-- The request --
Answer with nothing but a number: how many lines include the word "врачи"?

▼

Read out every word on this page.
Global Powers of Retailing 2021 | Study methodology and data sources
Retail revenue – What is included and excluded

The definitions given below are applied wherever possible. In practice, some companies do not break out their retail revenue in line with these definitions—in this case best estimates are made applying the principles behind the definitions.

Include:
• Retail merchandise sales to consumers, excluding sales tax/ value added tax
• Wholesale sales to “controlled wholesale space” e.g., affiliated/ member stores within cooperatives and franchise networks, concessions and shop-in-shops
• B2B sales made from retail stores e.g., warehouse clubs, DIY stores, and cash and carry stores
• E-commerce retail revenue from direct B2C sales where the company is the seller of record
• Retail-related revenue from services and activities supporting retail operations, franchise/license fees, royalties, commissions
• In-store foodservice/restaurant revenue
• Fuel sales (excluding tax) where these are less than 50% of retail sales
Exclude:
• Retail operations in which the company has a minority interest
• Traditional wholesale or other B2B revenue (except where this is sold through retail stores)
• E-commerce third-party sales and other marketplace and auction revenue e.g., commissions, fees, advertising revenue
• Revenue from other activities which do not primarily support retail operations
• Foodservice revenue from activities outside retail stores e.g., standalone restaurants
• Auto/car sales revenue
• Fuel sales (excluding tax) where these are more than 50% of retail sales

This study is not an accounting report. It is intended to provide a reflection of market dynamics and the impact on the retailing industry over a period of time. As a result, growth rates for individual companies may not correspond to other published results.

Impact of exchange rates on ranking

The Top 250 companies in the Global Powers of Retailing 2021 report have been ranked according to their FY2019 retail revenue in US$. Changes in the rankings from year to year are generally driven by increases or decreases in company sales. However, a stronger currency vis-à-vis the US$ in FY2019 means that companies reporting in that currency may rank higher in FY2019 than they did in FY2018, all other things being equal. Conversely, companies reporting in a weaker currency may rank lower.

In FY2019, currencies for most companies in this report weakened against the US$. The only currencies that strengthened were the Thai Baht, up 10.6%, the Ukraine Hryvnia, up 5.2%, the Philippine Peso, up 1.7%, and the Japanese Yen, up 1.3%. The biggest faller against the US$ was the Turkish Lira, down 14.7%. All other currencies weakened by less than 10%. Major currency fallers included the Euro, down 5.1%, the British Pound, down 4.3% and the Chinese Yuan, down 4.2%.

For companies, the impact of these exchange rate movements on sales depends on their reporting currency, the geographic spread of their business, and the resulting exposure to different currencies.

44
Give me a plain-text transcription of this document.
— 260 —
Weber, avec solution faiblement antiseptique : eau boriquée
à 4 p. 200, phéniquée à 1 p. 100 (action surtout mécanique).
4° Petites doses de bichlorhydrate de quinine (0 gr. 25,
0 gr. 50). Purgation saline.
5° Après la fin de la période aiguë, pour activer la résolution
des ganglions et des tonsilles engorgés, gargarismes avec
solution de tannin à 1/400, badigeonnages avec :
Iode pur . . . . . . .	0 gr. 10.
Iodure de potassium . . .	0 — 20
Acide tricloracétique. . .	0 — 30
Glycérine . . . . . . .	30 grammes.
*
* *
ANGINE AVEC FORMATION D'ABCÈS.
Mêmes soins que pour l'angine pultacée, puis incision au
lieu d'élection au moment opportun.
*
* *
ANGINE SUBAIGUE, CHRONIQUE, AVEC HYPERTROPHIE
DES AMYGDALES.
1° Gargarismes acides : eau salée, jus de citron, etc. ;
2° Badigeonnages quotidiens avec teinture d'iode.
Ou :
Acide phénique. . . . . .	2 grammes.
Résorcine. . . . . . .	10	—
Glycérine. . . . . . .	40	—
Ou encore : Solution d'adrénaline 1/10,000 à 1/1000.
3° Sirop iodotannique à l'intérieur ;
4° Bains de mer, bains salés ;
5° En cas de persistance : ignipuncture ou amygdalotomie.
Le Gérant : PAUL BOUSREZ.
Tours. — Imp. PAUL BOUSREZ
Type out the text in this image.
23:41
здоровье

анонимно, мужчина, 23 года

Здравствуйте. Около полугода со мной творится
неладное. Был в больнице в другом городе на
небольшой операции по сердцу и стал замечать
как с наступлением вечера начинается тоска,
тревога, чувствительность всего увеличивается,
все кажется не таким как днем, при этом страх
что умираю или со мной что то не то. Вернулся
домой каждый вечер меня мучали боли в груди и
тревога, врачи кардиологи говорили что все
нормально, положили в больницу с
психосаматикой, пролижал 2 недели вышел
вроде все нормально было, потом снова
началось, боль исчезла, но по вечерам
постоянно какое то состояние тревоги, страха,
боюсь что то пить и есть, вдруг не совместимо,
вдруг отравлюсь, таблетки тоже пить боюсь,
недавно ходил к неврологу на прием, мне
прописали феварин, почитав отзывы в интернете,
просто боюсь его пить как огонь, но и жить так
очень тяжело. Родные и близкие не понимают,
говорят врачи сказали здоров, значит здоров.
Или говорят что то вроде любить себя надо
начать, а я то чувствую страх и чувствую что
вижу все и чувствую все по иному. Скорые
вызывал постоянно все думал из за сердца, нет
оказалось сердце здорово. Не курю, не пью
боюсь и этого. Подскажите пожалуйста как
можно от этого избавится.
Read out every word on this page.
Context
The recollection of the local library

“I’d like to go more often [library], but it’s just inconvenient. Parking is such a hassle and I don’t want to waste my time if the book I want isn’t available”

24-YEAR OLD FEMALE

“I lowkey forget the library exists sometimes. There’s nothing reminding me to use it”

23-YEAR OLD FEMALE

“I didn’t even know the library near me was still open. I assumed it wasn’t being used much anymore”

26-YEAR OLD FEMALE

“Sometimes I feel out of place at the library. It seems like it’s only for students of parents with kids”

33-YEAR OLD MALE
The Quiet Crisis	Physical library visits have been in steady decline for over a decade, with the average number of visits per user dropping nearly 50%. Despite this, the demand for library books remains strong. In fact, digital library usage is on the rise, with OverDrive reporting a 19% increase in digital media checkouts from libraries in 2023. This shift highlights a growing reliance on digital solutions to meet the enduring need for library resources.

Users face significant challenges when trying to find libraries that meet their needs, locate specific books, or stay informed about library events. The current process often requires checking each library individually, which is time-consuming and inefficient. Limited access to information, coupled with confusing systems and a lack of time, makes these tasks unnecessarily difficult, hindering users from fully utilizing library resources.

▲

-- Answer to the problem --
2